*STATED TASK*.
Check every line of the material below for "binolar". Give the number of lines that have it, and only that.

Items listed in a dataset
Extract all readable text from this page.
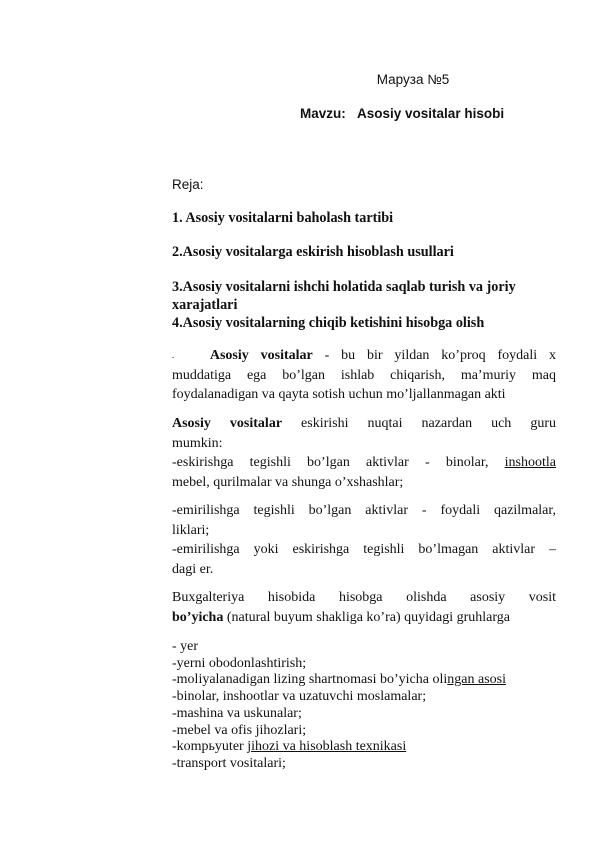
Маруза №5
Mavzu: Asosiy vositalar hisobi
Reja:
1. Asosiy vositalarni baholash tartibi
2.Asosiy vositalarga eskirish hisoblash usullari
3.Asosiy vositalarni ishchi holatida saqlab turish va joriy
xarajatlari
4.Asosiy vositalarning chiqib ketishini hisobga olish
.	Asosiy vositalar - bu bir yildan ko’proq foydali x
muddatiga ega bo’lgan ishlab chiqarish, ma’muriy maq
foydalanadigan va qayta sotish uchun mo’ljallanmagan akti
Asosiy vositalar eskirishi nuqtai nazardan uch guru
mumkin:
-eskirishga tegishli bo’lgan aktivlar - binolar, inshootla
mebel, qurilmalar va shunga o’xshashlar;
-emirilishga tegishli bo’lgan aktivlar - foydali qazilmalar,
liklari;
-emirilishga yoki eskirishga tegishli bo’lmagan aktivlar –
dagi er.
Buxgalteriya hisobida hisobga olishda asosiy vosit
bo’yicha (natural buyum shakliga ko’ra) quyidagi gruhlarga
- yer
-yerni obodonlashtirish;
-moliyalanadigan lizing shartnomasi bo’yicha olingan asosi
-binolar, inshootlar va uzatuvchi moslamalar;
-mashina va uskunalar;
-mebel va ofis jihozlari;
-kompьyuter jihozi va hisoblash texnikasi
-transport vositalari;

*SOLUTION*.
2